Gather from the listing below each line that includes the word "your", and copy it.

--- start Record extracts ---

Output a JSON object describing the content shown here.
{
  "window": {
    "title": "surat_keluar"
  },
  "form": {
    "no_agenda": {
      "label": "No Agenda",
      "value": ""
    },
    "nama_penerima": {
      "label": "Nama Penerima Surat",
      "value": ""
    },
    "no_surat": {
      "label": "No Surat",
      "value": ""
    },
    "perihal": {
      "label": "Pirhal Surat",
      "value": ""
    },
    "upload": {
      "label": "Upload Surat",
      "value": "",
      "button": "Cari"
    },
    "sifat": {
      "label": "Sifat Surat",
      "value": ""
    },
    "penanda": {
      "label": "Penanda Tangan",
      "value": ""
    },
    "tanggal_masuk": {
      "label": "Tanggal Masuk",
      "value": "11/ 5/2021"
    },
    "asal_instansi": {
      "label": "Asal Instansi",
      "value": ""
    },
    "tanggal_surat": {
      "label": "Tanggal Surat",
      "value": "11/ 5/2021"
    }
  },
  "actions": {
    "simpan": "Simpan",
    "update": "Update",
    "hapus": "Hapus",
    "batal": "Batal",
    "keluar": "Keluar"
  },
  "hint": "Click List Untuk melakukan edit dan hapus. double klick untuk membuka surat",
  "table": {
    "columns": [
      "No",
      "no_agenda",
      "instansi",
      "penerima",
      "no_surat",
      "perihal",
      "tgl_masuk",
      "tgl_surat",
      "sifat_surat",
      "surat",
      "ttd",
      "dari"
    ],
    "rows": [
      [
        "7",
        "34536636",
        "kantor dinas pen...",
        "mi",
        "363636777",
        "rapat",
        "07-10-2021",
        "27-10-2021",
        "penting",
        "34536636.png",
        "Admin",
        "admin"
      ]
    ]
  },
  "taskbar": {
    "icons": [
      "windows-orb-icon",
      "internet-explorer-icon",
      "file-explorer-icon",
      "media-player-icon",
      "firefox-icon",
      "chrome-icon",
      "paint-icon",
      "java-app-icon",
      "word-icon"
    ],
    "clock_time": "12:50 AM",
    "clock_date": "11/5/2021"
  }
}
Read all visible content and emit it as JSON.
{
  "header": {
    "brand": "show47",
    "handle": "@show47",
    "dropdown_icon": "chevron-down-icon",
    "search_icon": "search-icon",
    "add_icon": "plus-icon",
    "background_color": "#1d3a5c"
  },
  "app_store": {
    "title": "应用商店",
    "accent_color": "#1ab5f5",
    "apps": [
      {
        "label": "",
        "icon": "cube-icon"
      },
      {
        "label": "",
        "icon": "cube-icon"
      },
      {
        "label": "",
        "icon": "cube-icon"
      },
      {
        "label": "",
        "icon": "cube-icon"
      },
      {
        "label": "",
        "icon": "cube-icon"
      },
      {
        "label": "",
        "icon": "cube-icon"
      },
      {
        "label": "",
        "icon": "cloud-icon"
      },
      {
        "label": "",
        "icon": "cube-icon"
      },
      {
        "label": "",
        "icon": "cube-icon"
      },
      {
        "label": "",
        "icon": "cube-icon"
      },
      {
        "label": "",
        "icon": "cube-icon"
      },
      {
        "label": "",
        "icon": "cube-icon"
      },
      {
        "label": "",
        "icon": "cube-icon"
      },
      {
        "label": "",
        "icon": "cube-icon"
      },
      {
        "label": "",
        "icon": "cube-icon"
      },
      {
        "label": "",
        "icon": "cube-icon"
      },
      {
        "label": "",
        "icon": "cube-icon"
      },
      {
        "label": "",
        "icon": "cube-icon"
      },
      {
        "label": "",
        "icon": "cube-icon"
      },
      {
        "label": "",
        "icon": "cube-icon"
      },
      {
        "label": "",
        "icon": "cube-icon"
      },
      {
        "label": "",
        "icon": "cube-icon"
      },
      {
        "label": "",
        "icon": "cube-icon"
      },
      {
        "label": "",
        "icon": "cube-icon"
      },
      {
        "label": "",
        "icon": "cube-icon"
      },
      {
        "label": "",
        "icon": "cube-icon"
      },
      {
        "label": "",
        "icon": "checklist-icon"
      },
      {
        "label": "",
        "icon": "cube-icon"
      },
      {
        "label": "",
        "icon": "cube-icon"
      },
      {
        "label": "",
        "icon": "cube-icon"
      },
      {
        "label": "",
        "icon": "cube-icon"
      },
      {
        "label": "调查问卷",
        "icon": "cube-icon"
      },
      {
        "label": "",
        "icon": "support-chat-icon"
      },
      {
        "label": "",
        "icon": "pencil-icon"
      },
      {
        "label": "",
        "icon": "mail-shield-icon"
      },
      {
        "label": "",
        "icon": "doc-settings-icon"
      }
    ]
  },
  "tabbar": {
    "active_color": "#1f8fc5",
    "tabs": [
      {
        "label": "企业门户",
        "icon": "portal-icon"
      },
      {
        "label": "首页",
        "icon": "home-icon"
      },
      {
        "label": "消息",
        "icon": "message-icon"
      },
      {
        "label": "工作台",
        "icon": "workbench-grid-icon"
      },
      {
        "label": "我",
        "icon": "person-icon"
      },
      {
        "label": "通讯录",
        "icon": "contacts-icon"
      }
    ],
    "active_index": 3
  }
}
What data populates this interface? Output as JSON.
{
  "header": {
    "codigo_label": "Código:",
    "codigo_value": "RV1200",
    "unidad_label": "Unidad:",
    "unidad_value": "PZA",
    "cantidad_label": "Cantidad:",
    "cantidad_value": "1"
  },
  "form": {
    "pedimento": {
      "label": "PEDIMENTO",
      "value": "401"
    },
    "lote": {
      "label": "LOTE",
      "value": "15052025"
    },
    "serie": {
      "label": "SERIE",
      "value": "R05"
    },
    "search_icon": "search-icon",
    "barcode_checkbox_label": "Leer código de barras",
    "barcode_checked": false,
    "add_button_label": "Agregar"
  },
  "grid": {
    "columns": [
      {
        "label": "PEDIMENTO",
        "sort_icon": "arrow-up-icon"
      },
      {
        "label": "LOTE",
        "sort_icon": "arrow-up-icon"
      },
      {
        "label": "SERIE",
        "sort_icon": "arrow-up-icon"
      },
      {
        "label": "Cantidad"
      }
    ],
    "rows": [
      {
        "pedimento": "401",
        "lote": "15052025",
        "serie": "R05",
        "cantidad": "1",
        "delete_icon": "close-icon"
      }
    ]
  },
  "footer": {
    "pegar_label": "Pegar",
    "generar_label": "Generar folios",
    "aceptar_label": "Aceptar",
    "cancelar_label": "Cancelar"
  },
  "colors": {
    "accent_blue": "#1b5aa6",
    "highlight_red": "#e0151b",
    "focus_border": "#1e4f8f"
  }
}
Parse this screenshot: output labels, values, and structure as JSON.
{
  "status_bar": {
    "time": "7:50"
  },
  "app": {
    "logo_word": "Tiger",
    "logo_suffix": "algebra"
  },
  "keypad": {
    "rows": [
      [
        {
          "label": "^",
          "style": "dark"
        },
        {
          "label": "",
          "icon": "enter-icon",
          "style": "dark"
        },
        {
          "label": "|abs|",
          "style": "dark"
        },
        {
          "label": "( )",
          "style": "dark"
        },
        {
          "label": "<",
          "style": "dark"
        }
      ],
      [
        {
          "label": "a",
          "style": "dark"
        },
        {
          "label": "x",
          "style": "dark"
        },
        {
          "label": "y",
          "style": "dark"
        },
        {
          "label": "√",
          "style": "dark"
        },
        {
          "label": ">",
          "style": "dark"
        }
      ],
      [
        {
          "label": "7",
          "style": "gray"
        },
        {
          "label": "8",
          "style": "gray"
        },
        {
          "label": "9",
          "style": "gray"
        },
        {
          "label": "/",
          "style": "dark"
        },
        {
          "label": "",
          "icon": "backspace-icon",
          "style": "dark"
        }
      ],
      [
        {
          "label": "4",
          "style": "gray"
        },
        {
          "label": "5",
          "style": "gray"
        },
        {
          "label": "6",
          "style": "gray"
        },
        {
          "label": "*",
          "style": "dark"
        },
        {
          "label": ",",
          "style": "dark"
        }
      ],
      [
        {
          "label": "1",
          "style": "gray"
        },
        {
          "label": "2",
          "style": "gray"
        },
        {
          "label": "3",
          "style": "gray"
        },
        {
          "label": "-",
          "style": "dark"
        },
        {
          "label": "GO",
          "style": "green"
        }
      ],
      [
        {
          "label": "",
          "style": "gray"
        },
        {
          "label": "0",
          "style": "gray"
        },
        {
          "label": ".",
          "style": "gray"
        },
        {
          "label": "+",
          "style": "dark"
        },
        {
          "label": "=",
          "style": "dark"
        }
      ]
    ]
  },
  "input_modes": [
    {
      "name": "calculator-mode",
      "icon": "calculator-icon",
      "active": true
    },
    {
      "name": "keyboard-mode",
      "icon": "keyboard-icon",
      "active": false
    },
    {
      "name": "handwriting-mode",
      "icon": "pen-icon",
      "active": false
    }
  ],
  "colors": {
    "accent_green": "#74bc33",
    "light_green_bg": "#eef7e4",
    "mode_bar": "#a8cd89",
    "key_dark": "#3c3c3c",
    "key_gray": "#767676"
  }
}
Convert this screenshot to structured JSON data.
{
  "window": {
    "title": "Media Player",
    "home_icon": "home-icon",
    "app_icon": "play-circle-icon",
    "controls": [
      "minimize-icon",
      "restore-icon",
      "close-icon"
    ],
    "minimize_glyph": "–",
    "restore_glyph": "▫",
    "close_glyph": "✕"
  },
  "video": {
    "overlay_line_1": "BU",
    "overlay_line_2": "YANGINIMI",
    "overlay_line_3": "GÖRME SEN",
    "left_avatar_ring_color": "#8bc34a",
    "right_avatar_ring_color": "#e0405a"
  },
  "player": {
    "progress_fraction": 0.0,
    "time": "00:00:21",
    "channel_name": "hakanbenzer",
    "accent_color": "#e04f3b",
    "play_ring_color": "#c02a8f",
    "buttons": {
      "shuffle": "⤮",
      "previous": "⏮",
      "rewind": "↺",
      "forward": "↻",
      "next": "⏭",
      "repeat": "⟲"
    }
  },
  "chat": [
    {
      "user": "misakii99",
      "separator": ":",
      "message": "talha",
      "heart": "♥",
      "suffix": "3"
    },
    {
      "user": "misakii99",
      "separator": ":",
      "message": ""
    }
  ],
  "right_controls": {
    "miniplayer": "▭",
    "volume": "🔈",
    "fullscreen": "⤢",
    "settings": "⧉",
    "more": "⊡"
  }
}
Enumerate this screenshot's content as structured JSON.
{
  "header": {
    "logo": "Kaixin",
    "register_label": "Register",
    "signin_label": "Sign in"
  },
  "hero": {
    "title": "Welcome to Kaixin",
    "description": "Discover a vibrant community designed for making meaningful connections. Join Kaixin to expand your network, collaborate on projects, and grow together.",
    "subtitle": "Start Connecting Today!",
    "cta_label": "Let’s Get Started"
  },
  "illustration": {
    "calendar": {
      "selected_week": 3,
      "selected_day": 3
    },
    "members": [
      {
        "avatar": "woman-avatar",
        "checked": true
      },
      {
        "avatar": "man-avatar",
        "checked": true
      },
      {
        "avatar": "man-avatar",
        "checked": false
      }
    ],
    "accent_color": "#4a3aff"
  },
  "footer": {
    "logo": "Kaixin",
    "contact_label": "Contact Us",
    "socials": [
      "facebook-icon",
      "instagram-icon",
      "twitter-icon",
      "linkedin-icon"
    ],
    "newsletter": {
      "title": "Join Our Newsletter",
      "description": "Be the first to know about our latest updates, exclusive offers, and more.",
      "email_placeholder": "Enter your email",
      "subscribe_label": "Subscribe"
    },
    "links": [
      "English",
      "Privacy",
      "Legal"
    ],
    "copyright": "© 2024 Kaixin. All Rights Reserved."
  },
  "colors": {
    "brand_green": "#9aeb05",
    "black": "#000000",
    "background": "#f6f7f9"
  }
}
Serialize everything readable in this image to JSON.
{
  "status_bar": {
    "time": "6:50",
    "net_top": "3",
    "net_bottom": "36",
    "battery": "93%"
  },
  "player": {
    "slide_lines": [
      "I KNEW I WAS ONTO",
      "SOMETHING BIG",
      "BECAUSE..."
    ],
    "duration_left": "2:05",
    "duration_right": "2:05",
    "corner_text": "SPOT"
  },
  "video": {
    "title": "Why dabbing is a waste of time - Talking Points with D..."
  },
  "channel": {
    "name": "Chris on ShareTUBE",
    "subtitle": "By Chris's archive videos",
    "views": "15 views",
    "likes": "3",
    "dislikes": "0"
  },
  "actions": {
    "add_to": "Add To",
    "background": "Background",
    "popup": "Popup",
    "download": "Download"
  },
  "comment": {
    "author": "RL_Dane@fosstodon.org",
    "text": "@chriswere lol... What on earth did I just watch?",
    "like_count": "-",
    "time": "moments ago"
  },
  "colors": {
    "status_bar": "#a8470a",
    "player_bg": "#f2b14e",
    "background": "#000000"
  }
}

--- end Record extracts ---

■ Correct output ■
    "description": "Discover a vibrant community designed for making meaningful connections. Join Kaixin to expand your network, collaborate on projects, and grow together.",
      "email_placeholder": "Enter your email",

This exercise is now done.